# [STATED TASK]
Reproduce the listing below exactly. Pictures do not belong in the copy.

%%

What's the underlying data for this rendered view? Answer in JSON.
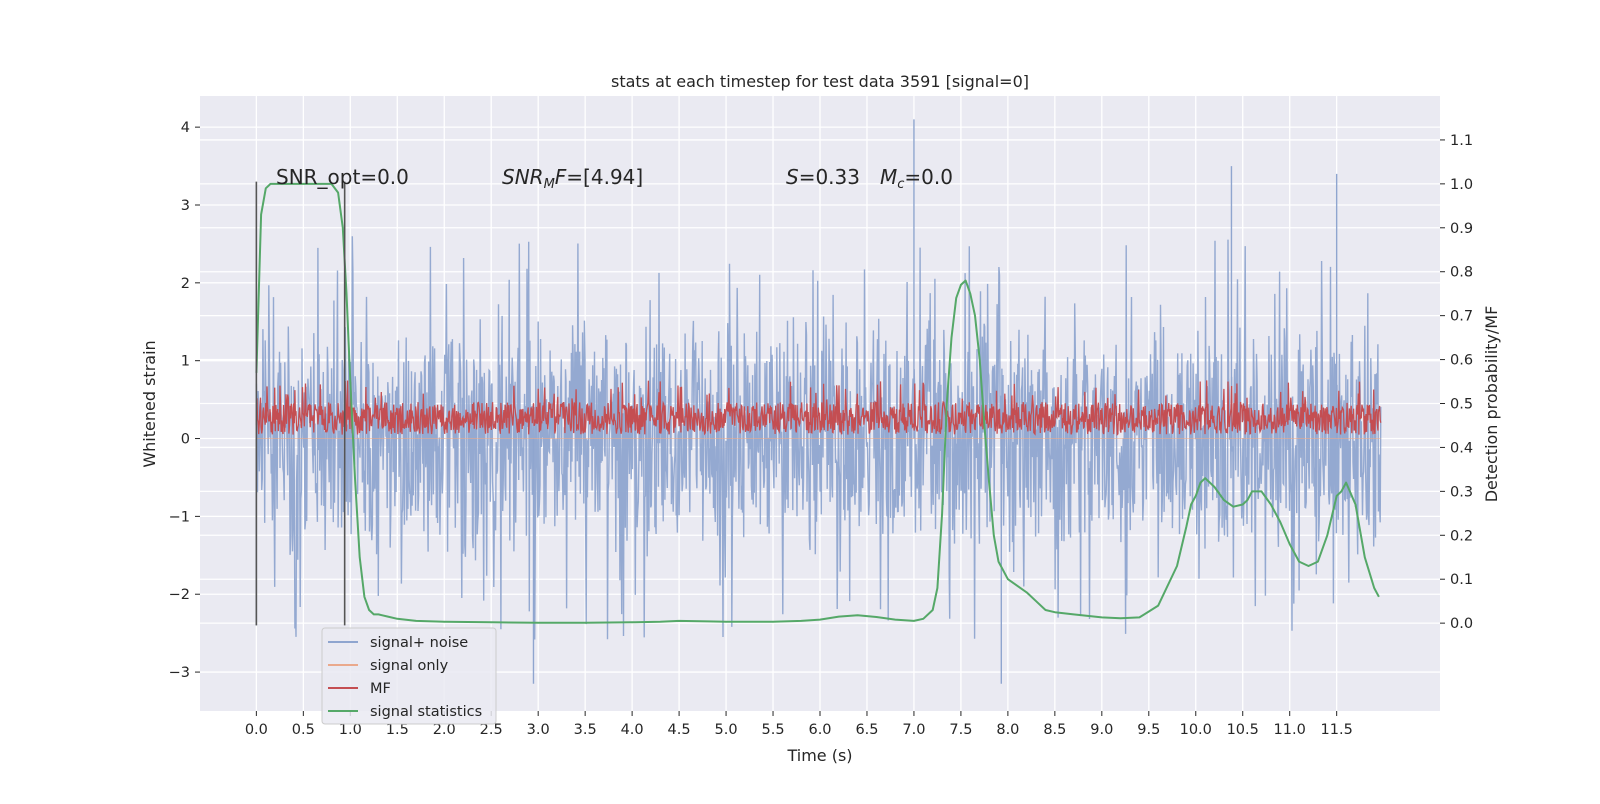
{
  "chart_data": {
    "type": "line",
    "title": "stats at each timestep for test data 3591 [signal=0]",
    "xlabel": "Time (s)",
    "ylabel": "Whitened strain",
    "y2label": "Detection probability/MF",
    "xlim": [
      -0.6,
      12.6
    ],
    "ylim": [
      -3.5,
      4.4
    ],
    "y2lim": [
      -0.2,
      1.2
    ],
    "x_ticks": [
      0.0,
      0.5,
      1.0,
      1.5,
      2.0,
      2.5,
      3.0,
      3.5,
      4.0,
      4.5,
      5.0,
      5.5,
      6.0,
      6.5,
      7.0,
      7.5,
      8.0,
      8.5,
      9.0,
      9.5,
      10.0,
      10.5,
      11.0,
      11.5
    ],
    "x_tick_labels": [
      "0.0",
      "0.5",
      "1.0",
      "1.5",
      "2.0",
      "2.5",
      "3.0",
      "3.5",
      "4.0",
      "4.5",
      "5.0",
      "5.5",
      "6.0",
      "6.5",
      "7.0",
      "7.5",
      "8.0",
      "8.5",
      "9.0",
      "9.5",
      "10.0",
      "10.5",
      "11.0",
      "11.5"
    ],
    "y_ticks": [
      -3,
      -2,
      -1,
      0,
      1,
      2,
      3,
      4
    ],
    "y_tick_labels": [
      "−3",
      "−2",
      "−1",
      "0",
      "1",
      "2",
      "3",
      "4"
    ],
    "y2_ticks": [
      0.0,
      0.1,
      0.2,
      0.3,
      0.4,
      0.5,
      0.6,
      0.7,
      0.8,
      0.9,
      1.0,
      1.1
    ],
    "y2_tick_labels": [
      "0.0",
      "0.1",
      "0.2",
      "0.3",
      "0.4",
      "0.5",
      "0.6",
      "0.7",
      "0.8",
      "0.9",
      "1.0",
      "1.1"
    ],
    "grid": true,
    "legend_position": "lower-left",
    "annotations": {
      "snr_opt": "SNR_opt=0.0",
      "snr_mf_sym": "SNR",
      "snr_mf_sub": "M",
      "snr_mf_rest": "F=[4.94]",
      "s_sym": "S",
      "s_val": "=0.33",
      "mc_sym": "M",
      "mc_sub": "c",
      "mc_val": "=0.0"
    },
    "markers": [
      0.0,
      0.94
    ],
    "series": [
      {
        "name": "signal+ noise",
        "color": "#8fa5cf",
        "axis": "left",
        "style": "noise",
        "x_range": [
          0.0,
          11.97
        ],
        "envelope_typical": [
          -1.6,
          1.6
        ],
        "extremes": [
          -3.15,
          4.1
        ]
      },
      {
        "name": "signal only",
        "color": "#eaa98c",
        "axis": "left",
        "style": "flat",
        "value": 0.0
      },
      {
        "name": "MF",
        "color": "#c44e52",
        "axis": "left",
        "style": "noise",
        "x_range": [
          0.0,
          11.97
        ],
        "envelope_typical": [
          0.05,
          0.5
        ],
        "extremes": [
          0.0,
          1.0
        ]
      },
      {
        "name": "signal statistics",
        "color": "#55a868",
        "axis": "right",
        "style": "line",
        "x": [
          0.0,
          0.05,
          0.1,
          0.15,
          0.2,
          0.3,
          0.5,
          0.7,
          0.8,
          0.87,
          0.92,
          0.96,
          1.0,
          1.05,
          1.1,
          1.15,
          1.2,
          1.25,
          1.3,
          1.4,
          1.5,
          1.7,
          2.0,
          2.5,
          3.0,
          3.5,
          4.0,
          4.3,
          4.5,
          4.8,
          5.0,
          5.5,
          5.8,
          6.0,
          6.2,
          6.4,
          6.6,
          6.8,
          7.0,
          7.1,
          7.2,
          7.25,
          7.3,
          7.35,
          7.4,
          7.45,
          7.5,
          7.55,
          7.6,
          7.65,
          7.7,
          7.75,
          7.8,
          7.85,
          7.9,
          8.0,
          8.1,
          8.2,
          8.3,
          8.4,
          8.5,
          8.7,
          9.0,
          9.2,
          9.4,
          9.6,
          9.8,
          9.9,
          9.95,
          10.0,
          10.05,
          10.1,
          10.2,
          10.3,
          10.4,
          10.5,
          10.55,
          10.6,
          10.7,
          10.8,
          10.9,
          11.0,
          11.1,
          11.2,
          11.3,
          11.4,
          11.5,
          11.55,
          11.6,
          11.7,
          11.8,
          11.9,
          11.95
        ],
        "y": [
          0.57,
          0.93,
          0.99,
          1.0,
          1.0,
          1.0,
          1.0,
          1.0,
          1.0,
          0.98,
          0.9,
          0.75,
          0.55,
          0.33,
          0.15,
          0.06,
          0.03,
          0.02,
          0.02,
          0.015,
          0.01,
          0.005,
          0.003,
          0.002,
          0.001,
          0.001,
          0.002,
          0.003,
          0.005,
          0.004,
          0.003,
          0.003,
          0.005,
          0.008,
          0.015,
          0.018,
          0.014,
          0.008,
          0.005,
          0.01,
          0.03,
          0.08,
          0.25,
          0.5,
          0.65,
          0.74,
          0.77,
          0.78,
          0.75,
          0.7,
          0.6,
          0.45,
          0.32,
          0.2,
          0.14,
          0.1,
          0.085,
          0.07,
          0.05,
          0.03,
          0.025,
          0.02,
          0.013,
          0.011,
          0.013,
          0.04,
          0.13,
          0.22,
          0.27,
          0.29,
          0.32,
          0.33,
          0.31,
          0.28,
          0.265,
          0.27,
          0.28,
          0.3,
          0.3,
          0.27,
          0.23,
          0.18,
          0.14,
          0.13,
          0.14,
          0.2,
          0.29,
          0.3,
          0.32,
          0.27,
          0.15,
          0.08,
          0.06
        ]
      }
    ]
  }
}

%%

# [EXERCISE ANSWER]
What's the underlying data for this rendered view? Answer in JSON.
{
  "chart_data": {
    "type": "line",
    "title": "stats at each timestep for test data 3591 [signal=0]",
    "xlabel": "Time (s)",
    "ylabel": "Whitened strain",
    "y2label": "Detection probability/MF",
    "xlim": [
      -0.6,
      12.6
    ],
    "ylim": [
      -3.5,
      4.4
    ],
    "y2lim": [
      -0.2,
      1.2
    ],
    "x_ticks": [
      0.0,
      0.5,
      1.0,
      1.5,
      2.0,
      2.5,
      3.0,
      3.5,
      4.0,
      4.5,
      5.0,
      5.5,
      6.0,
      6.5,
      7.0,
      7.5,
      8.0,
      8.5,
      9.0,
      9.5,
      10.0,
      10.5,
      11.0,
      11.5
    ],
    "x_tick_labels": [
      "0.0",
      "0.5",
      "1.0",
      "1.5",
      "2.0",
      "2.5",
      "3.0",
      "3.5",
      "4.0",
      "4.5",
      "5.0",
      "5.5",
      "6.0",
      "6.5",
      "7.0",
      "7.5",
      "8.0",
      "8.5",
      "9.0",
      "9.5",
      "10.0",
      "10.5",
      "11.0",
      "11.5"
    ],
    "y_ticks": [
      -3,
      -2,
      -1,
      0,
      1,
      2,
      3,
      4
    ],
    "y_tick_labels": [
      "−3",
      "−2",
      "−1",
      "0",
      "1",
      "2",
      "3",
      "4"
    ],
    "y2_ticks": [
      0.0,
      0.1,
      0.2,
      0.3,
      0.4,
      0.5,
      0.6,
      0.7,
      0.8,
      0.9,
      1.0,
      1.1
    ],
    "y2_tick_labels": [
      "0.0",
      "0.1",
      "0.2",
      "0.3",
      "0.4",
      "0.5",
      "0.6",
      "0.7",
      "0.8",
      "0.9",
      "1.0",
      "1.1"
    ],
    "grid": true,
    "legend_position": "lower-left",
    "annotations": {
      "snr_opt": "SNR_opt=0.0",
      "snr_mf_sym": "SNR",
      "snr_mf_sub": "M",
      "snr_mf_rest": "F=[4.94]",
      "s_sym": "S",
      "s_val": "=0.33",
      "mc_sym": "M",
      "mc_sub": "c",
      "mc_val": "=0.0"
    },
    "markers": [
      0.0,
      0.94
    ],
    "series": [
      {
        "name": "signal+ noise",
        "color": "#8fa5cf",
        "axis": "left",
        "style": "noise",
        "x_range": [
          0.0,
          11.97
        ],
        "envelope_typical": [
          -1.6,
          1.6
        ],
        "extremes": [
          -3.15,
          4.1
        ]
      },
      {
        "name": "signal only",
        "color": "#eaa98c",
        "axis": "left",
        "style": "flat",
        "value": 0.0
      },
      {
        "name": "MF",
        "color": "#c44e52",
        "axis": "left",
        "style": "noise",
        "x_range": [
          0.0,
          11.97
        ],
        "envelope_typical": [
          0.05,
          0.5
        ],
        "extremes": [
          0.0,
          1.0
        ]
      },
      {
        "name": "signal statistics",
        "color": "#55a868",
        "axis": "right",
        "style": "line",
        "x": [
          0.0,
          0.05,
          0.1,
          0.15,
          0.2,
          0.3,
          0.5,
          0.7,
          0.8,
          0.87,
          0.92,
          0.96,
          1.0,
          1.05,
          1.1,
          1.15,
          1.2,
          1.25,
          1.3,
          1.4,
          1.5,
          1.7,
          2.0,
          2.5,
          3.0,
          3.5,
          4.0,
          4.3,
          4.5,
          4.8,
          5.0,
          5.5,
          5.8,
          6.0,
          6.2,
          6.4,
          6.6,
          6.8,
          7.0,
          7.1,
          7.2,
          7.25,
          7.3,
          7.35,
          7.4,
          7.45,
          7.5,
          7.55,
          7.6,
          7.65,
          7.7,
          7.75,
          7.8,
          7.85,
          7.9,
          8.0,
          8.1,
          8.2,
          8.3,
          8.4,
          8.5,
          8.7,
          9.0,
          9.2,
          9.4,
          9.6,
          9.8,
          9.9,
          9.95,
          10.0,
          10.05,
          10.1,
          10.2,
          10.3,
          10.4,
          10.5,
          10.55,
          10.6,
          10.7,
          10.8,
          10.9,
          11.0,
          11.1,
          11.2,
          11.3,
          11.4,
          11.5,
          11.55,
          11.6,
          11.7,
          11.8,
          11.9,
          11.95
        ],
        "y": [
          0.57,
          0.93,
          0.99,
          1.0,
          1.0,
          1.0,
          1.0,
          1.0,
          1.0,
          0.98,
          0.9,
          0.75,
          0.55,
          0.33,
          0.15,
          0.06,
          0.03,
          0.02,
          0.02,
          0.015,
          0.01,
          0.005,
          0.003,
          0.002,
          0.001,
          0.001,
          0.002,
          0.003,
          0.005,
          0.004,
          0.003,
          0.003,
          0.005,
          0.008,
          0.015,
          0.018,
          0.014,
          0.008,
          0.005,
          0.01,
          0.03,
          0.08,
          0.25,
          0.5,
          0.65,
          0.74,
          0.77,
          0.78,
          0.75,
          0.7,
          0.6,
          0.45,
          0.32,
          0.2,
          0.14,
          0.1,
          0.085,
          0.07,
          0.05,
          0.03,
          0.025,
          0.02,
          0.013,
          0.011,
          0.013,
          0.04,
          0.13,
          0.22,
          0.27,
          0.29,
          0.32,
          0.33,
          0.31,
          0.28,
          0.265,
          0.27,
          0.28,
          0.3,
          0.3,
          0.27,
          0.23,
          0.18,
          0.14,
          0.13,
          0.14,
          0.2,
          0.29,
          0.3,
          0.32,
          0.27,
          0.15,
          0.08,
          0.06
        ]
      }
    ]
  }
}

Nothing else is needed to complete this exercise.